-------- Information supplied

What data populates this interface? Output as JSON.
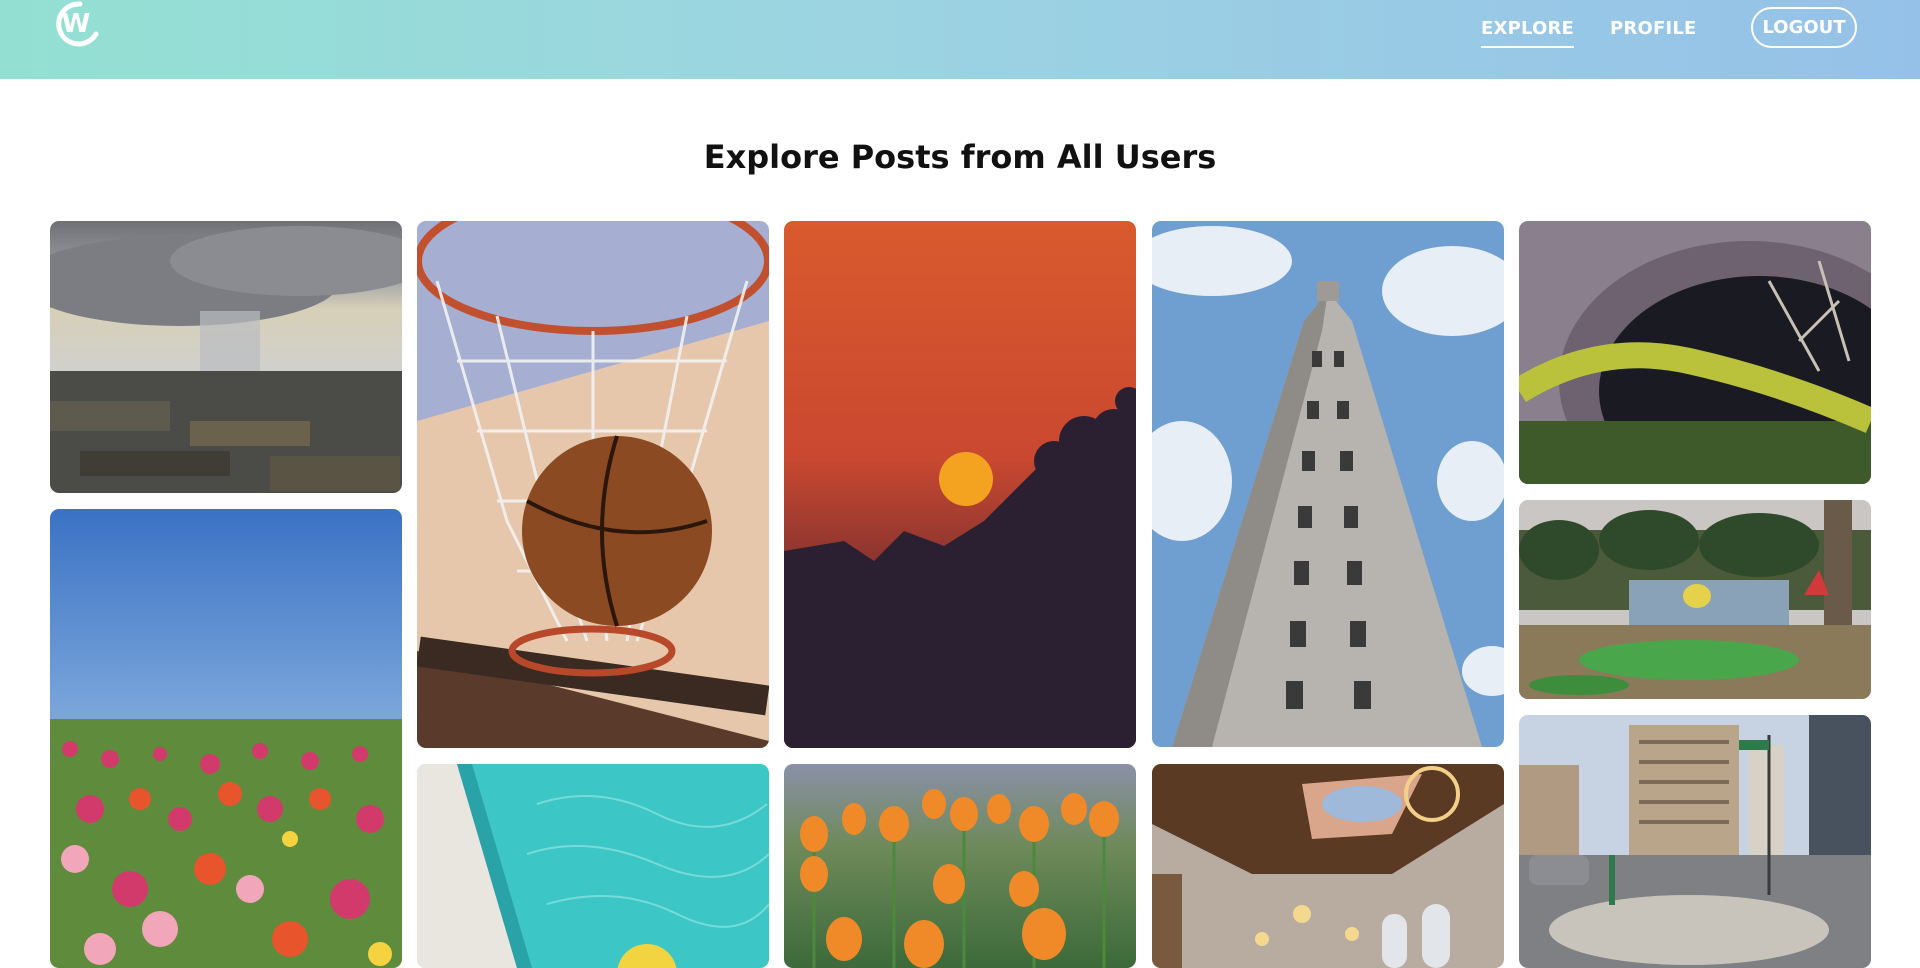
{
  "header": {
    "logo_letter": "W",
    "nav": {
      "explore": "EXPLORE",
      "profile": "PROFILE"
    },
    "logout": "LOGOUT"
  },
  "main": {
    "title": "Explore Posts from All Users"
  },
  "posts": [
    {
      "subject": "storm-over-farmland"
    },
    {
      "subject": "poppy-field-blue-sky"
    },
    {
      "subject": "basketball-in-hoop"
    },
    {
      "subject": "swimming-pool-water"
    },
    {
      "subject": "sunset-silhouette"
    },
    {
      "subject": "orange-poppies"
    },
    {
      "subject": "flatiron-building"
    },
    {
      "subject": "ornate-library-ceiling"
    },
    {
      "subject": "mossy-tunnel"
    },
    {
      "subject": "abandoned-mini-golf"
    },
    {
      "subject": "city-street-corner"
    }
  ],
  "colors": {
    "header_left": "#93e0d2",
    "header_right": "#95c1e8",
    "nav_text": "#ffffff"
  }
}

----------------

◆ Exercise instructions:
Transcribe the records verbatim and omit the images.

◆ The completed task:
What data populates this interface? Output as JSON.
{
  "header": {
    "logo_letter": "W",
    "nav": {
      "explore": "EXPLORE",
      "profile": "PROFILE"
    },
    "logout": "LOGOUT"
  },
  "main": {
    "title": "Explore Posts from All Users"
  },
  "posts": [
    {
      "subject": "storm-over-farmland"
    },
    {
      "subject": "poppy-field-blue-sky"
    },
    {
      "subject": "basketball-in-hoop"
    },
    {
      "subject": "swimming-pool-water"
    },
    {
      "subject": "sunset-silhouette"
    },
    {
      "subject": "orange-poppies"
    },
    {
      "subject": "flatiron-building"
    },
    {
      "subject": "ornate-library-ceiling"
    },
    {
      "subject": "mossy-tunnel"
    },
    {
      "subject": "abandoned-mini-golf"
    },
    {
      "subject": "city-street-corner"
    }
  ],
  "colors": {
    "header_left": "#93e0d2",
    "header_right": "#95c1e8",
    "nav_text": "#ffffff"
  }
}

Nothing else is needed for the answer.